▶ _Problem description_:
Return the whole listing, line for line, without the pictures in it.

▶ _Given records_:
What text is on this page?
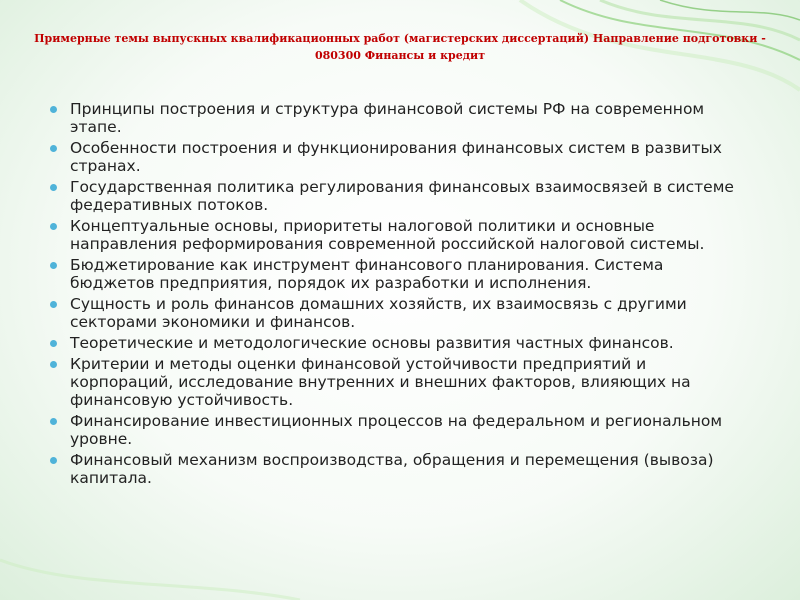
Примерные темы выпускных квалификационных работ (магистерских диссертаций) Направление подготовки - 080300 Финансы и кредит
Принципы построения и структура финансовой системы РФ на современном этапе.
Особенности построения и функционирования финансовых систем в развитых странах.
Государственная политика регулирования финансовых взаимосвязей в системе федеративных потоков.
Концептуальные основы, приоритеты налоговой политики и основные направления реформирования современной российской налоговой системы.
Бюджетирование как инструмент финансового планирования. Система бюджетов предприятия, порядок их разработки и исполнения.
Сущность и роль финансов домашних хозяйств, их взаимосвязь с другими секторами экономики и финансов.
Теоретические и методологические основы развития частных финансов.
Критерии и методы оценки финансовой устойчивости предприятий и корпораций, исследование внутренних и внешних факторов, влияющих на финансовую устойчивость.
Финансирование инвестиционных процессов на федеральном и региональном уровне.
Финансовый механизм воспроизводства, обращения и перемещения (вывоза) капитала.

▶ _Answer to this problem_:
What text is on this page?
Примерные темы выпускных квалификационных работ (магистерских диссертаций) Направление подготовки - 080300 Финансы и кредит
Принципы построения и структура финансовой системы РФ на современном этапе.
Особенности построения и функционирования финансовых систем в развитых странах.
Государственная политика регулирования финансовых взаимосвязей в системе федеративных потоков.
Концептуальные основы, приоритеты налоговой политики и основные направления реформирования современной российской налоговой системы.
Бюджетирование как инструмент финансового планирования. Система бюджетов предприятия, порядок их разработки и исполнения.
Сущность и роль финансов домашних хозяйств, их взаимосвязь с другими секторами экономики и финансов.
Теоретические и методологические основы развития частных финансов.
Критерии и методы оценки финансовой устойчивости предприятий и корпораций, исследование внутренних и внешних факторов, влияющих на финансовую устойчивость.
Финансирование инвестиционных процессов на федеральном и региональном уровне.
Финансовый механизм воспроизводства, обращения и перемещения (вывоза) капитала.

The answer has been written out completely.